Restate the records below word for word, and omit the images they hold.
--------------------------------------------------
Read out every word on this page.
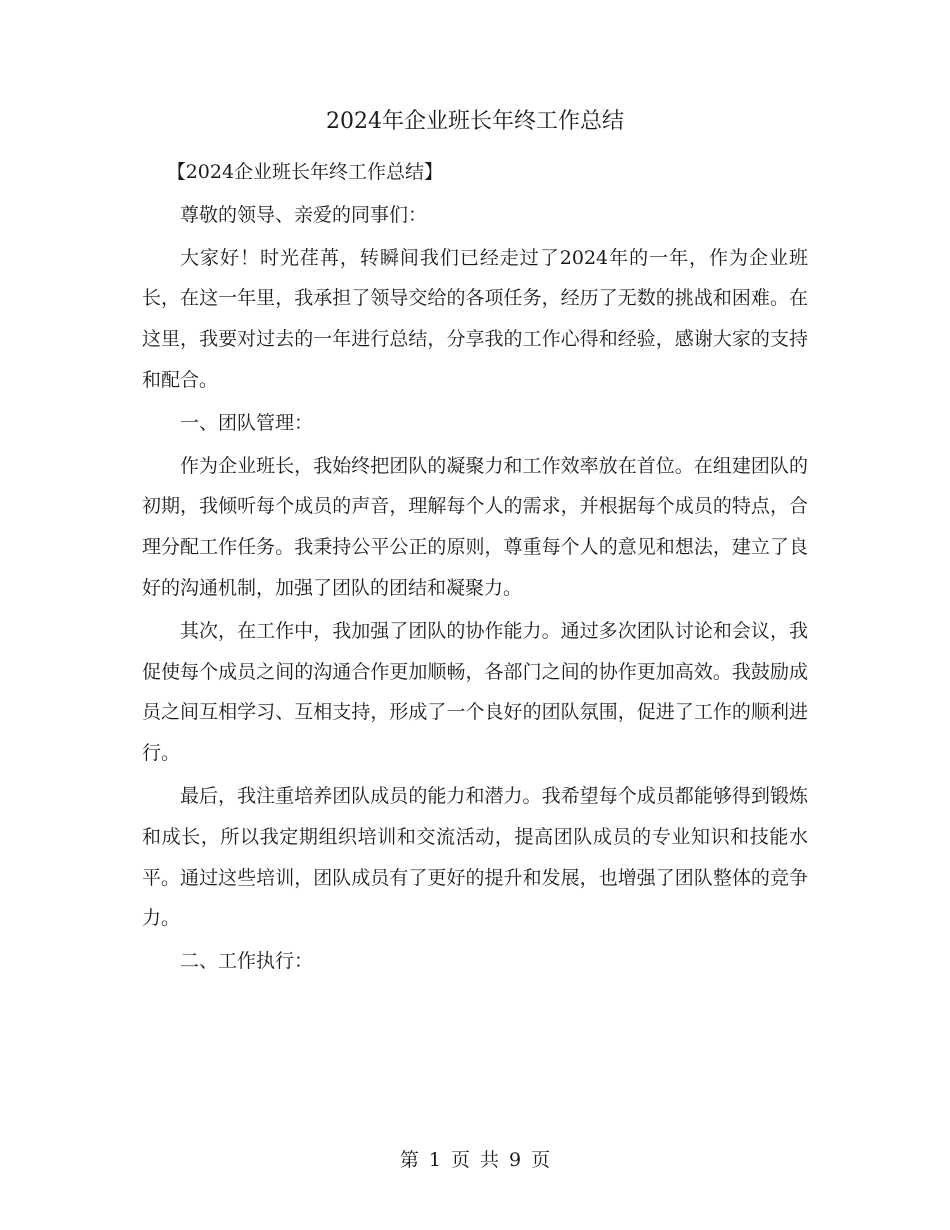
2024年企业班长年终工作总结

【2024企业班长年终工作总结】

尊敬的领导、亲爱的同事们：

大家好！时光荏苒，转瞬间我们已经走过了2024年的一年，作为企业班长，在这一年里，我承担了领导交给的各项任务，经历了无数的挑战和困难。在这里，我要对过去的一年进行总结，分享我的工作心得和经验，感谢大家的支持和配合。

一、团队管理：

作为企业班长，我始终把团队的凝聚力和工作效率放在首位。在组建团队的初期，我倾听每个成员的声音，理解每个人的需求，并根据每个成员的特点，合理分配工作任务。我秉持公平公正的原则，尊重每个人的意见和想法，建立了良好的沟通机制，加强了团队的团结和凝聚力。

其次，在工作中，我加强了团队的协作能力。通过多次团队讨论和会议，我促使每个成员之间的沟通合作更加顺畅，各部门之间的协作更加高效。我鼓励成员之间互相学习、互相支持，形成了一个良好的团队氛围，促进了工作的顺利进行。

最后，我注重培养团队成员的能力和潜力。我希望每个成员都能够得到锻炼和成长，所以我定期组织培训和交流活动，提高团队成员的专业知识和技能水平。通过这些培训，团队成员有了更好的提升和发展，也增强了团队整体的竞争力。

二、工作执行：

第 1 页 共 9 页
--------------------------------------------------
Complete response »
Read out every word on this page.
2024年企业班长年终工作总结

【2024企业班长年终工作总结】

尊敬的领导、亲爱的同事们：

大家好！时光荏苒，转瞬间我们已经走过了2024年的一年，作为企业班长，在这一年里，我承担了领导交给的各项任务，经历了无数的挑战和困难。在这里，我要对过去的一年进行总结，分享我的工作心得和经验，感谢大家的支持和配合。

一、团队管理：

作为企业班长，我始终把团队的凝聚力和工作效率放在首位。在组建团队的初期，我倾听每个成员的声音，理解每个人的需求，并根据每个成员的特点，合理分配工作任务。我秉持公平公正的原则，尊重每个人的意见和想法，建立了良好的沟通机制，加强了团队的团结和凝聚力。

其次，在工作中，我加强了团队的协作能力。通过多次团队讨论和会议，我促使每个成员之间的沟通合作更加顺畅，各部门之间的协作更加高效。我鼓励成员之间互相学习、互相支持，形成了一个良好的团队氛围，促进了工作的顺利进行。

最后，我注重培养团队成员的能力和潜力。我希望每个成员都能够得到锻炼和成长，所以我定期组织培训和交流活动，提高团队成员的专业知识和技能水平。通过这些培训，团队成员有了更好的提升和发展，也增强了团队整体的竞争力。

二、工作执行：

第 1 页 共 9 页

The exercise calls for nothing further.